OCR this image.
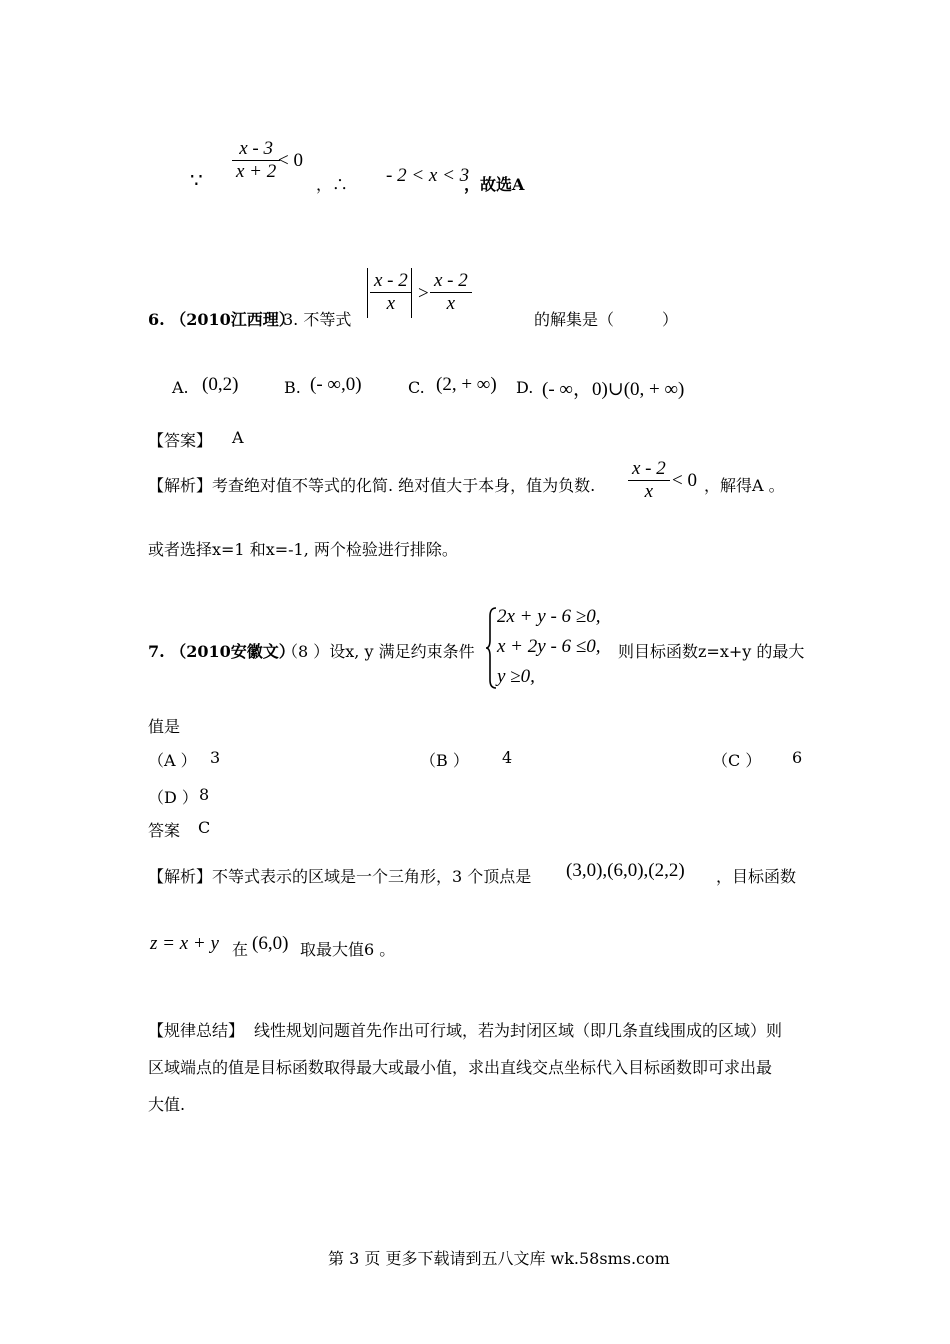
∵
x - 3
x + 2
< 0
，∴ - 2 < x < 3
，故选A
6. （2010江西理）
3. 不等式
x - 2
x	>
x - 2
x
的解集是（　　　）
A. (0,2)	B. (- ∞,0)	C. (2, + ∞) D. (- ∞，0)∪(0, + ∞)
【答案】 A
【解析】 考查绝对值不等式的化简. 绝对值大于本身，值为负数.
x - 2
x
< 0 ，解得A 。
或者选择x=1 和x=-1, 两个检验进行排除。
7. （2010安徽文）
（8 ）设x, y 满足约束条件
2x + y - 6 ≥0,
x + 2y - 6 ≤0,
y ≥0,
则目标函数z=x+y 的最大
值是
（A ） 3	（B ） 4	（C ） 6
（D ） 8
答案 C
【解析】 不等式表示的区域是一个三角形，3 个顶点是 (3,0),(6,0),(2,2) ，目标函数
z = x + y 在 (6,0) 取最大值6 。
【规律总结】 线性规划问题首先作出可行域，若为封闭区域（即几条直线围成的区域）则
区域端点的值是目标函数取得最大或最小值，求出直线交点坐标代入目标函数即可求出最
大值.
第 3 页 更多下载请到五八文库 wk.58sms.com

---

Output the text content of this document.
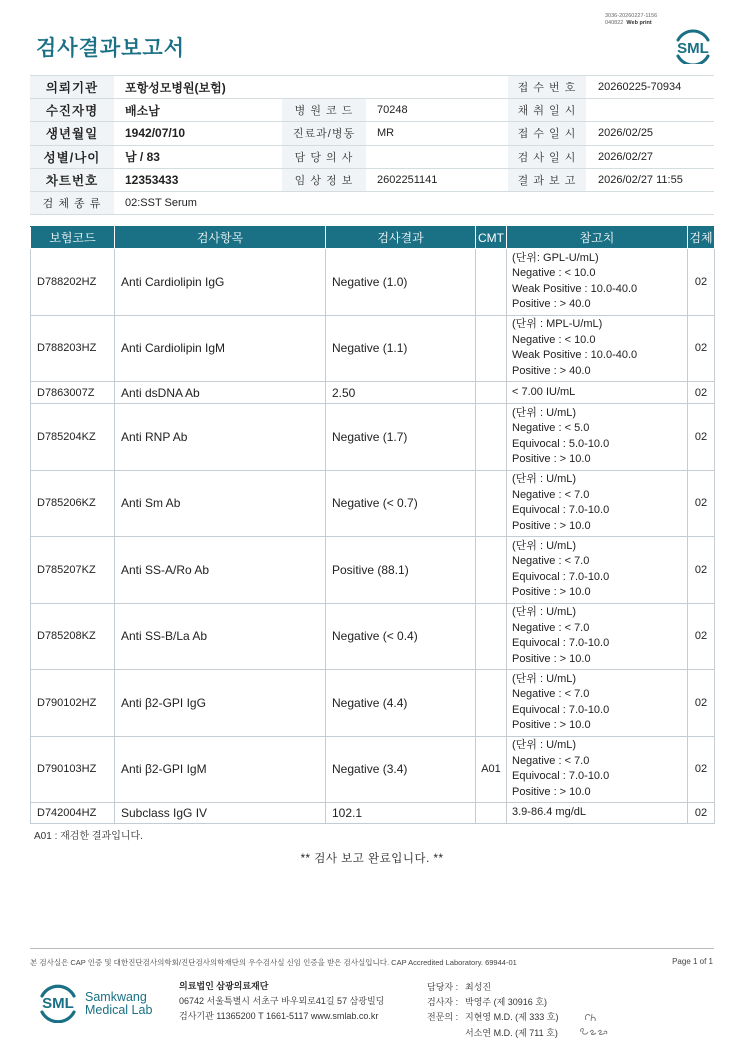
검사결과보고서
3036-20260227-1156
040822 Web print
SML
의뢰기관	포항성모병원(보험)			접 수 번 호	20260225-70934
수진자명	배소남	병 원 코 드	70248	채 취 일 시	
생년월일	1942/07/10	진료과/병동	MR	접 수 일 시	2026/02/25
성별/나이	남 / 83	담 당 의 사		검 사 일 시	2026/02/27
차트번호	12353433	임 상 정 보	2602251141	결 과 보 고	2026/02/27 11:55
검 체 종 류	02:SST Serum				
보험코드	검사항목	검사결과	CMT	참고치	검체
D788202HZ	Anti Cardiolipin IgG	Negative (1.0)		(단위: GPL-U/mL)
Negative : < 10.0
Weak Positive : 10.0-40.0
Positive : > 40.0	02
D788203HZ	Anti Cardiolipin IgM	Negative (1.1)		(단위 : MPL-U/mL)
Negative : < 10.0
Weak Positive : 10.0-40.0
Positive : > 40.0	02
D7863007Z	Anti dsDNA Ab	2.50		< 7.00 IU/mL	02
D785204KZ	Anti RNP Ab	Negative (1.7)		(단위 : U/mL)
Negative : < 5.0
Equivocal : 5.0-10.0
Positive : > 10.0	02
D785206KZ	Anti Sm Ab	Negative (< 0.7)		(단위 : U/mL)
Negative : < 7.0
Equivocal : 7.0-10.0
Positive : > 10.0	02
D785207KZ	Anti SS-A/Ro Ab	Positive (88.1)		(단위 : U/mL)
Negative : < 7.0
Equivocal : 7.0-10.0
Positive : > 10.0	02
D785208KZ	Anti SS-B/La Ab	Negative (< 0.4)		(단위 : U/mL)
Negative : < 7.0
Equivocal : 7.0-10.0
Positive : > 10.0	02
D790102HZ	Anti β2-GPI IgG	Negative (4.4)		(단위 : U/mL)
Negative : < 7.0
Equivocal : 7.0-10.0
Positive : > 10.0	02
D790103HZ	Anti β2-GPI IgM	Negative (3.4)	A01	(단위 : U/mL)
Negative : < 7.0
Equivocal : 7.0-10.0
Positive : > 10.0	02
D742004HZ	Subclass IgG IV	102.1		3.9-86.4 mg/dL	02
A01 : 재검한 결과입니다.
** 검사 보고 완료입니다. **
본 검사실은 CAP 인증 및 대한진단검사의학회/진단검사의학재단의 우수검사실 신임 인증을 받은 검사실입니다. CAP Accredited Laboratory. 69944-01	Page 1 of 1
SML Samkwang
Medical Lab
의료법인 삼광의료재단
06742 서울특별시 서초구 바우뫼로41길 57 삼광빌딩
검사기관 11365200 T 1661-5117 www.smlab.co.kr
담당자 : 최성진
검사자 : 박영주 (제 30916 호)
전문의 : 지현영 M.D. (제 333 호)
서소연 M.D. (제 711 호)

SET TASK -
Scan the records above for the string "Cardiolipin", then report every line that contains it.

RIGHT ANSWER -
D788202HZ	Anti Cardiolipin IgG	Negative (1.0)		(단위: GPL-U/mL)
D788203HZ	Anti Cardiolipin IgM	Negative (1.1)		(단위 : MPL-U/mL)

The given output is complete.